What the exercise asks:
Wherever "icon" appears in a line of the listing, report that line.

[Opening Input material section]

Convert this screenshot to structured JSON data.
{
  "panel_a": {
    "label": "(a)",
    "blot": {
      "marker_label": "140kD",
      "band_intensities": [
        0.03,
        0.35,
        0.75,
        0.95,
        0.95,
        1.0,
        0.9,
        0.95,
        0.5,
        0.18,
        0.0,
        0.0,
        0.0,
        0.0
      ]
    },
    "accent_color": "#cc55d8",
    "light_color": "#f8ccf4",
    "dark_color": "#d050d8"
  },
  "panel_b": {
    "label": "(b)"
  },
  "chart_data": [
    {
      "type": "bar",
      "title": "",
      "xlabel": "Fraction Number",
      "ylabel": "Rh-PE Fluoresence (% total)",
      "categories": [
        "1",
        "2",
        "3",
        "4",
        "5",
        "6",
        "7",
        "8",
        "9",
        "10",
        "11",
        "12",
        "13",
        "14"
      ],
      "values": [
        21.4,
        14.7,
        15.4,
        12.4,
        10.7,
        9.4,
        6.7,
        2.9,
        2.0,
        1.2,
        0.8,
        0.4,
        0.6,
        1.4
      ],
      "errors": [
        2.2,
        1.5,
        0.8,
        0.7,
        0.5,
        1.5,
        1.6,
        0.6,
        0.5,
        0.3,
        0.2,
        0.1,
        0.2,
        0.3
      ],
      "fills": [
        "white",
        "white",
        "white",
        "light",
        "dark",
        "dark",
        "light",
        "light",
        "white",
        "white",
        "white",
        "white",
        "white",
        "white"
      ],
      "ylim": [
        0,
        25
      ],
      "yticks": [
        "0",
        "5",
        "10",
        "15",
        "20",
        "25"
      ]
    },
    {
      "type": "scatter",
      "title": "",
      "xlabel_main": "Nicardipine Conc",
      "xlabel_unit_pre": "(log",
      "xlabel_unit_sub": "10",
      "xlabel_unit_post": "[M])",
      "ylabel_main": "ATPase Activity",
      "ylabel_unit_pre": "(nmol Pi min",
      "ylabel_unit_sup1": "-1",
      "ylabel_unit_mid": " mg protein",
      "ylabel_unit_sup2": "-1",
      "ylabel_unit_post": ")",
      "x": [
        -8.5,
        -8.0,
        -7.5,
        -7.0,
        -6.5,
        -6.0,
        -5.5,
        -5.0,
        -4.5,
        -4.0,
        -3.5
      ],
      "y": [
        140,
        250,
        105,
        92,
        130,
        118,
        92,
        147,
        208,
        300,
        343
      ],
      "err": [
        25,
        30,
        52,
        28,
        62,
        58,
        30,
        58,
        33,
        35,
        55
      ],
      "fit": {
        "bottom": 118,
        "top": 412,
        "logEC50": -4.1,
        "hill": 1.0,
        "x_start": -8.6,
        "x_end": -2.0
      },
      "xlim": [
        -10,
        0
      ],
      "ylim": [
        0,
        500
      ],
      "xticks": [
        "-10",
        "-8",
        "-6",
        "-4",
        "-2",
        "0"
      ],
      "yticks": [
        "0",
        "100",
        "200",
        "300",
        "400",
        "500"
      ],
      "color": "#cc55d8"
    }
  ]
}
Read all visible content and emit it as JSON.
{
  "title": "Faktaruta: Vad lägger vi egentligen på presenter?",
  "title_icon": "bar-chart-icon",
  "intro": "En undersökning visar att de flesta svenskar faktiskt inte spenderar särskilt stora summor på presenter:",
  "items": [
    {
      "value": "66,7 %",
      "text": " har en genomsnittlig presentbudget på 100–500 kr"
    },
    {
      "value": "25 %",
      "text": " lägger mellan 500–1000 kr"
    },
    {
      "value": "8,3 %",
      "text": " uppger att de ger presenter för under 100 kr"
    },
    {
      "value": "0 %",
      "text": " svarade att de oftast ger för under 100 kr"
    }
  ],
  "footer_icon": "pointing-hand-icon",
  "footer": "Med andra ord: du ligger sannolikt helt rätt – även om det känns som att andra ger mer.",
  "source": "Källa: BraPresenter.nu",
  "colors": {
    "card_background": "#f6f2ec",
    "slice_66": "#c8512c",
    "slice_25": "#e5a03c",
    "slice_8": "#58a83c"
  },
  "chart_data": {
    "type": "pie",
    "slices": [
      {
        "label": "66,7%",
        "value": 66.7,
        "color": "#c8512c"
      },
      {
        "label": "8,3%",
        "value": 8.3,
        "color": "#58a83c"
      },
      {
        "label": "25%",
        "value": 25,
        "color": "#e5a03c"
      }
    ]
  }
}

[Closing Input material section]

Task output:
  "title_icon": "bar-chart-icon",
  "footer_icon": "pointing-hand-icon",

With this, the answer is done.